**Task prompt:**
Count the lines in the records below that contain the string "inner", and give only that number.

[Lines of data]
__________
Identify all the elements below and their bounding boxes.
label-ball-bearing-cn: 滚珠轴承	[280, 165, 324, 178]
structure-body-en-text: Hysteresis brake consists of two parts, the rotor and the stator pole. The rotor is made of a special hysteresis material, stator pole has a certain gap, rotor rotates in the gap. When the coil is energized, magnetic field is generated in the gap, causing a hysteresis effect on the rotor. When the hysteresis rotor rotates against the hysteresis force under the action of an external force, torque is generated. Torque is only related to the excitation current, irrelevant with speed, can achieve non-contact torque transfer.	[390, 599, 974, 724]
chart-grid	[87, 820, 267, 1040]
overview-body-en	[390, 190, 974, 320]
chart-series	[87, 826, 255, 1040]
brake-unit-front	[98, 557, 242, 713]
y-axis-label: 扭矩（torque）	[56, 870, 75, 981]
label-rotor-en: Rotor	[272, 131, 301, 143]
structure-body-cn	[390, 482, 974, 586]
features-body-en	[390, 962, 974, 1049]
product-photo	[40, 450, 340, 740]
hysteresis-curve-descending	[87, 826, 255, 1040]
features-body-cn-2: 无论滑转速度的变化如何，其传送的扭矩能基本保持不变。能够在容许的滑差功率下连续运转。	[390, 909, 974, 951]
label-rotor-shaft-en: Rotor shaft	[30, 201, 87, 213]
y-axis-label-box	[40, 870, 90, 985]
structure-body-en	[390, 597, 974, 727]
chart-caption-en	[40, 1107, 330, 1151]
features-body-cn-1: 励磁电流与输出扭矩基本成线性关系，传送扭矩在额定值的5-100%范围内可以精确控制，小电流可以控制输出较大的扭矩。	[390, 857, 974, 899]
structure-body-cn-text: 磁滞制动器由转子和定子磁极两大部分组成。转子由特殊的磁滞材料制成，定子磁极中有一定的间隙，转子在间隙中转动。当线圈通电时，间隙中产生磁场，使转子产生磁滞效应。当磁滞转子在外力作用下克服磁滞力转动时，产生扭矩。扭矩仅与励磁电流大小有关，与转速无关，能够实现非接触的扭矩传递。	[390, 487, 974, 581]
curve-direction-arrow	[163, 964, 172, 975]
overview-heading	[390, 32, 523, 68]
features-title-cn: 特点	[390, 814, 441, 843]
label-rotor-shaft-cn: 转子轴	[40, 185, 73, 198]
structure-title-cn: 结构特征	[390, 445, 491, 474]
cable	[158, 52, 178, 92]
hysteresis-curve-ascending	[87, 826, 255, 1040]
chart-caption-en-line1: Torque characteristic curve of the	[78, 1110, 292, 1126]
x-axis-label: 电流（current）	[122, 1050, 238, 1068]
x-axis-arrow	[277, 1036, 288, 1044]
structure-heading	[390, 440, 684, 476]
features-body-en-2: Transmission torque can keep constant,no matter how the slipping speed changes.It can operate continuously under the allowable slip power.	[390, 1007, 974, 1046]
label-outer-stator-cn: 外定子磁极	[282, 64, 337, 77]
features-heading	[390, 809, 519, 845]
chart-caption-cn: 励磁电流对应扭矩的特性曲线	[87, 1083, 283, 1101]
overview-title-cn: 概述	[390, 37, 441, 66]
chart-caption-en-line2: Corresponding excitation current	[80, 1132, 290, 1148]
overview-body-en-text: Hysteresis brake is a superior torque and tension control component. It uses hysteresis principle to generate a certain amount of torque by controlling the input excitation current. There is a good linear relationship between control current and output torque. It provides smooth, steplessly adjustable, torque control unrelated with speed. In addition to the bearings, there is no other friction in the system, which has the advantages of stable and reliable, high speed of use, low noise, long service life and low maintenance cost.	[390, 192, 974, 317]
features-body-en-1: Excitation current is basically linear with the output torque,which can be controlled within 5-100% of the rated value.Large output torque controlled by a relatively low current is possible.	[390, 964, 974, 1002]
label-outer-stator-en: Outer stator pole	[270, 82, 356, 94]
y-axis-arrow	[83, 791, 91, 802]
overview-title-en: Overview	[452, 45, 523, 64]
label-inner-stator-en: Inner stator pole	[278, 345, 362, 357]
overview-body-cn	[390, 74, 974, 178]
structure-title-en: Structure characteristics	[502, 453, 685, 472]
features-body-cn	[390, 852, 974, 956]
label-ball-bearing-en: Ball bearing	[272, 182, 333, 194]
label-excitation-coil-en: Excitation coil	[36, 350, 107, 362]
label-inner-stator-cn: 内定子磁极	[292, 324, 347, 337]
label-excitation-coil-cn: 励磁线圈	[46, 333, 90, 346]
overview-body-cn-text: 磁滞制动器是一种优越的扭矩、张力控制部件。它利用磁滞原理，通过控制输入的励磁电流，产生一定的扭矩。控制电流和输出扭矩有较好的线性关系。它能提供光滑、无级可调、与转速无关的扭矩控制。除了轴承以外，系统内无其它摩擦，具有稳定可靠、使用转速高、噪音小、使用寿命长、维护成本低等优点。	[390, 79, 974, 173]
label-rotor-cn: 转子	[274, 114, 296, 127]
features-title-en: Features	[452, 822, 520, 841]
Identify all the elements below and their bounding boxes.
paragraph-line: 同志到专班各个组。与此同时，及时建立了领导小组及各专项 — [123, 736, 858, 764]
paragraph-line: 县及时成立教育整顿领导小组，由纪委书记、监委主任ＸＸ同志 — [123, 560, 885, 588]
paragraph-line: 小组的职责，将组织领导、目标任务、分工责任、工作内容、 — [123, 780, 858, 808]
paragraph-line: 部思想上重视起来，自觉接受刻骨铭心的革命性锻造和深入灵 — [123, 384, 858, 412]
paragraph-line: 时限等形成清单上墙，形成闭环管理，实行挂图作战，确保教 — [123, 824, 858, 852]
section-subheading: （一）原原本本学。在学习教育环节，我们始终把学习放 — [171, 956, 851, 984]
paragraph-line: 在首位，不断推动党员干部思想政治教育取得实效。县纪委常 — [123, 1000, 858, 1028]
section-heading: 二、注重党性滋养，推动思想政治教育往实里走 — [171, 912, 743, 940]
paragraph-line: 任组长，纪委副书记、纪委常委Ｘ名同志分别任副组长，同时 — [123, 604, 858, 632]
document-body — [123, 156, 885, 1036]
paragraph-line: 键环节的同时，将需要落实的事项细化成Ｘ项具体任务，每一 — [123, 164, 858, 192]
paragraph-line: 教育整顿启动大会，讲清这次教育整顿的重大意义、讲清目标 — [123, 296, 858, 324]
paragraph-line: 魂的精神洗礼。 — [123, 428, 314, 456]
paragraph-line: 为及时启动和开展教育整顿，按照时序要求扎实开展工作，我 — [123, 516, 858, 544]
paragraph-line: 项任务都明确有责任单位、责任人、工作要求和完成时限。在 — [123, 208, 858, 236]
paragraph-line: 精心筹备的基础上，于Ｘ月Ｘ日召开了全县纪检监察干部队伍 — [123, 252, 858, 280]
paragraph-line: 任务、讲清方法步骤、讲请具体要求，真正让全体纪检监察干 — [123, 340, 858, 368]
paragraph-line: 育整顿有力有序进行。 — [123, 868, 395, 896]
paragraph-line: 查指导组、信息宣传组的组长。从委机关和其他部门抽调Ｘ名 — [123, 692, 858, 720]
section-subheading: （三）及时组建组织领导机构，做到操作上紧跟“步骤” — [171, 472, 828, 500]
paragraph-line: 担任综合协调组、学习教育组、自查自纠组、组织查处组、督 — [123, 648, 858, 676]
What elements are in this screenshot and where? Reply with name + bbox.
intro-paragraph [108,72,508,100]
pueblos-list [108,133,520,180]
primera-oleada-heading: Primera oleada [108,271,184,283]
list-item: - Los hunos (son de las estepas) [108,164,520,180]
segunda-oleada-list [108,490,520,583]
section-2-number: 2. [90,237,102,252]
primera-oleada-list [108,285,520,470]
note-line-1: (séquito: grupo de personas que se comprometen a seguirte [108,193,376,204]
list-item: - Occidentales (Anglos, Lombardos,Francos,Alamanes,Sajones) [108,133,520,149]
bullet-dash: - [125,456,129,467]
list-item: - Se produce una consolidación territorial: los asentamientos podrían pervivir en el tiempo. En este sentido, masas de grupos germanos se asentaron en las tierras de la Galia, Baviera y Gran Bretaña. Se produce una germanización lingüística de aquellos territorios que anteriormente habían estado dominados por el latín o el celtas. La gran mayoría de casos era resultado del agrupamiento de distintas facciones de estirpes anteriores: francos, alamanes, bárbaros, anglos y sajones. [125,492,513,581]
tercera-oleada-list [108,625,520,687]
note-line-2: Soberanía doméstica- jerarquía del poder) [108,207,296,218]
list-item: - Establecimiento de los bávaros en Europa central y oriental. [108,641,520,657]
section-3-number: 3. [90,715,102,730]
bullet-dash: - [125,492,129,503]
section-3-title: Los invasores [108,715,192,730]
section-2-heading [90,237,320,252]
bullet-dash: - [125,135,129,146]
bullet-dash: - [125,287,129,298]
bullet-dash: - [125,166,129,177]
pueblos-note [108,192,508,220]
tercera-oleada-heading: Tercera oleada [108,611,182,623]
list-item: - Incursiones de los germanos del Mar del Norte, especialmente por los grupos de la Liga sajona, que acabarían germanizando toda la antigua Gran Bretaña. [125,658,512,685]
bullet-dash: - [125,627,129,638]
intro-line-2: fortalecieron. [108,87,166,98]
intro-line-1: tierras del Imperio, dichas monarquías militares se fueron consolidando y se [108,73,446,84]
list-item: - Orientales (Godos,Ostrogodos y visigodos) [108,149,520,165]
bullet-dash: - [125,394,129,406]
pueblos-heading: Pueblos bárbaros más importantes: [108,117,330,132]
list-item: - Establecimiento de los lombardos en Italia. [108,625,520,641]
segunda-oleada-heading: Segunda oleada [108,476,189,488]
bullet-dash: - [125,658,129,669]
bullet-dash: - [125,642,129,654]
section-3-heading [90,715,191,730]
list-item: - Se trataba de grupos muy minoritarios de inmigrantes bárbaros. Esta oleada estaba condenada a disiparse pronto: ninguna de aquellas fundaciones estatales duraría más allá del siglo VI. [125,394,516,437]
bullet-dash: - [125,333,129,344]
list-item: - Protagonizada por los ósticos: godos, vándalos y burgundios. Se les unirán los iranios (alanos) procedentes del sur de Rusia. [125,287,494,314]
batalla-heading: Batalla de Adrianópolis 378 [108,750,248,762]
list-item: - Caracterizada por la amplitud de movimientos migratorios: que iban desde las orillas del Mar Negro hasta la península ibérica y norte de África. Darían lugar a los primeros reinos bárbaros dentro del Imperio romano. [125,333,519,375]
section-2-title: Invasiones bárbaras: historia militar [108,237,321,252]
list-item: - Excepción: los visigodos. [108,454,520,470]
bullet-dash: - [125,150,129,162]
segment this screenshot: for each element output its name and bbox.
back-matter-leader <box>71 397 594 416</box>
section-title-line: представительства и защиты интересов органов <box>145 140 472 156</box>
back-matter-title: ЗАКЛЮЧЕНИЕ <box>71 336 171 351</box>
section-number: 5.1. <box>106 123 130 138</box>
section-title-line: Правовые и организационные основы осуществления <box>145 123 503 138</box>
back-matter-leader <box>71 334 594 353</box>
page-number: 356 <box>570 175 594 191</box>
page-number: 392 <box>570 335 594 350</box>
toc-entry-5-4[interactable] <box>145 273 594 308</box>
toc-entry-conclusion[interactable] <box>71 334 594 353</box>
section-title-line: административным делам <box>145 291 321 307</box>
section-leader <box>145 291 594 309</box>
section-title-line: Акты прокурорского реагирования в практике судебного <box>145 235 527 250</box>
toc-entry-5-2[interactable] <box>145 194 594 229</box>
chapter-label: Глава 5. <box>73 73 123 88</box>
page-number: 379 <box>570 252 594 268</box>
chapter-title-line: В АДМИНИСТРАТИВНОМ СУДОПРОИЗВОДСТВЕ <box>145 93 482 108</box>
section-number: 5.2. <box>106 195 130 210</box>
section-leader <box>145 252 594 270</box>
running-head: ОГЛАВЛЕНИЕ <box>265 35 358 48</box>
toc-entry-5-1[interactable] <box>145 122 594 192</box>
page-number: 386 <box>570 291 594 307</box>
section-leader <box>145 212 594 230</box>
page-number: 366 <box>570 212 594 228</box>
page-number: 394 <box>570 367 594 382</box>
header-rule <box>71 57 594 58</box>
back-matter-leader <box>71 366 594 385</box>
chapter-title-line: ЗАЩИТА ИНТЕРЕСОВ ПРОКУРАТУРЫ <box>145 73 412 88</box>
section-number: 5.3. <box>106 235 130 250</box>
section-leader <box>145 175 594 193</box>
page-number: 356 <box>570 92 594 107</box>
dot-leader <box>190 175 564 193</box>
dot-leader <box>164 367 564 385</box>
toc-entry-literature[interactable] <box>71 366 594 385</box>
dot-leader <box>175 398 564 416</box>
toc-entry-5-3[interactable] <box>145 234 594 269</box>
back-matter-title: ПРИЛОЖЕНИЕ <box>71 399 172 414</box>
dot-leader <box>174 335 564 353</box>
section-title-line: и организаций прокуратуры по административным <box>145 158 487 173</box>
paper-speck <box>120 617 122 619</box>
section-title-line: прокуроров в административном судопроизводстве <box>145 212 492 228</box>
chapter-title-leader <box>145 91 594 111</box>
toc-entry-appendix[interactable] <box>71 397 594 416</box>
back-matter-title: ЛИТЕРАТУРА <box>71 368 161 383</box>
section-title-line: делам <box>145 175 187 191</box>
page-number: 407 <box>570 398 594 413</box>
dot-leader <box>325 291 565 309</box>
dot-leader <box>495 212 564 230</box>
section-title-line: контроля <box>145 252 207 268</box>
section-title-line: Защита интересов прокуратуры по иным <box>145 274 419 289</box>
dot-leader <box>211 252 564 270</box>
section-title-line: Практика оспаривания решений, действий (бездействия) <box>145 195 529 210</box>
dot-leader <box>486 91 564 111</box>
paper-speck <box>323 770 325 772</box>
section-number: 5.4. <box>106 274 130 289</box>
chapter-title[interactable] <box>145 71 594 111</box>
__________
**Answer to the exercise:**
2